Written problem — Please copy out the data below line for line, leaving out the picture.

Records for this exercise —
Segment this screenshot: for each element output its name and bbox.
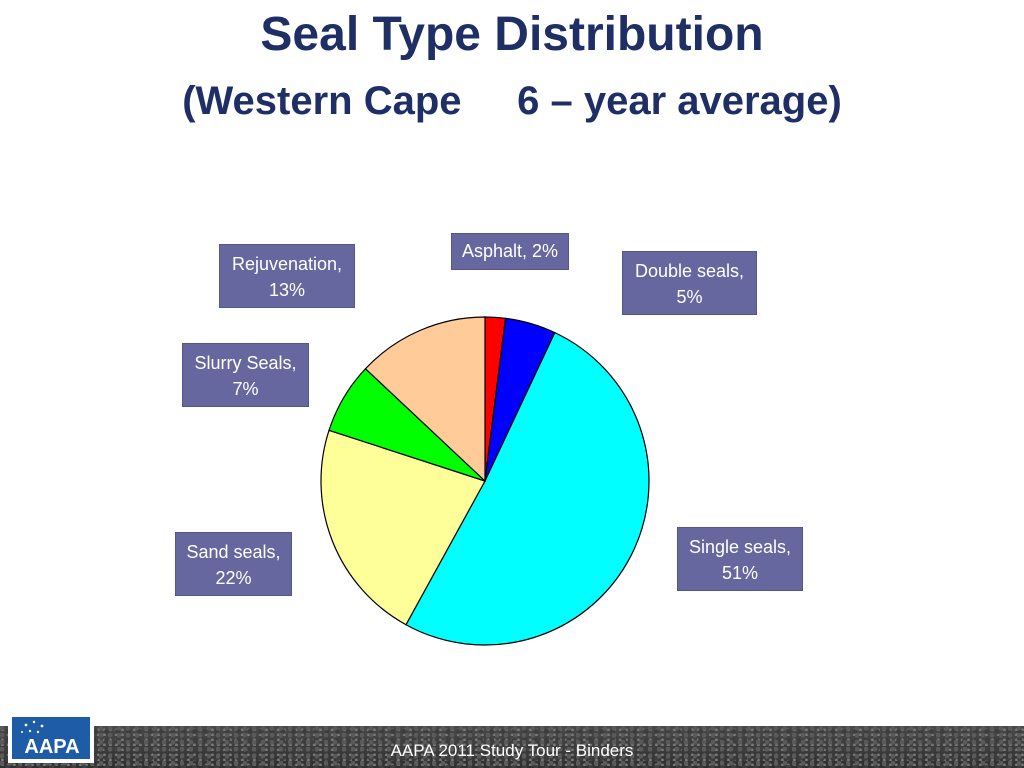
label-rejuvenation-name: Rejuvenation,: [231, 254, 343, 274]
label-slurry-seals: Slurry Seals, 7%: [182, 343, 309, 407]
aapa-logo: AAPA: [8, 713, 94, 763]
label-rejuvenation: Rejuvenation, 13%: [219, 244, 355, 308]
footer-text: AAPA 2011 Study Tour - Binders: [390, 741, 634, 760]
footer-bar: [0, 726, 1024, 768]
pie-slice-rejuvenation: [364, 316, 486, 483]
aapa-logo-badge: AAPA: [12, 717, 90, 759]
label-slurry-seals-name: Slurry Seals,: [194, 353, 297, 373]
label-slurry-seals-value: 7%: [232, 379, 259, 399]
pie-slice-sand-seals: [320, 429, 486, 626]
chart-subtitle: (Western Cape 6 – year average): [182, 79, 842, 123]
label-sand-seals: Sand seals, 22%: [175, 532, 292, 596]
pie-slice-single-seals: [405, 331, 650, 646]
label-asphalt: Asphalt, 2%: [451, 233, 569, 270]
label-single-seals-value: 51%: [721, 563, 759, 583]
label-rejuvenation-value: 13%: [268, 280, 306, 300]
chart-title: Seal Type Distribution: [260, 8, 764, 61]
aapa-logo-text: AAPA: [24, 736, 79, 758]
label-single-seals: Single seals, 51%: [677, 527, 803, 591]
aapa-logo-graphic: AAPA: [21, 720, 80, 758]
label-double-seals-name: Double seals,: [634, 261, 745, 281]
label-double-seals: Double seals, 5%: [622, 251, 757, 315]
label-sand-seals-value: 22%: [215, 568, 252, 588]
label-double-seals-value: 5%: [676, 287, 703, 307]
label-sand-seals-name: Sand seals,: [186, 542, 281, 562]
label-asphalt-text: Asphalt, 2%: [461, 241, 559, 261]
label-single-seals-name: Single seals,: [688, 537, 792, 557]
pie-chart: [320, 316, 650, 646]
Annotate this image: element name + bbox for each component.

Exercise answer —
Segment this screenshot: for each element output its name and bbox.
label-rejuvenation-name: Rejuvenation,: [231, 254, 343, 274]
label-slurry-seals: Slurry Seals, 7%: [182, 343, 309, 407]
aapa-logo: AAPA: [8, 713, 94, 763]
label-rejuvenation: Rejuvenation, 13%: [219, 244, 355, 308]
footer-text: AAPA 2011 Study Tour - Binders: [390, 741, 634, 760]
footer-bar: [0, 726, 1024, 768]
pie-slice-rejuvenation: [364, 316, 486, 483]
aapa-logo-badge: AAPA: [12, 717, 90, 759]
label-slurry-seals-name: Slurry Seals,: [194, 353, 297, 373]
label-slurry-seals-value: 7%: [232, 379, 259, 399]
pie-slice-sand-seals: [320, 429, 486, 626]
chart-subtitle: (Western Cape 6 – year average): [182, 79, 842, 123]
label-sand-seals: Sand seals, 22%: [175, 532, 292, 596]
pie-slice-single-seals: [405, 331, 650, 646]
label-asphalt: Asphalt, 2%: [451, 233, 569, 270]
label-single-seals-value: 51%: [721, 563, 759, 583]
label-rejuvenation-value: 13%: [268, 280, 306, 300]
chart-title: Seal Type Distribution: [260, 8, 764, 61]
aapa-logo-text: AAPA: [24, 736, 79, 758]
label-single-seals: Single seals, 51%: [677, 527, 803, 591]
aapa-logo-graphic: AAPA: [21, 720, 80, 758]
label-double-seals-name: Double seals,: [634, 261, 745, 281]
label-double-seals: Double seals, 5%: [622, 251, 757, 315]
label-sand-seals-value: 22%: [215, 568, 252, 588]
label-double-seals-value: 5%: [676, 287, 703, 307]
label-sand-seals-name: Sand seals,: [186, 542, 281, 562]
label-asphalt-text: Asphalt, 2%: [461, 241, 559, 261]
label-single-seals-name: Single seals,: [688, 537, 792, 557]
pie-chart: [320, 316, 650, 646]
Annotate this image: element name + bbox for each component.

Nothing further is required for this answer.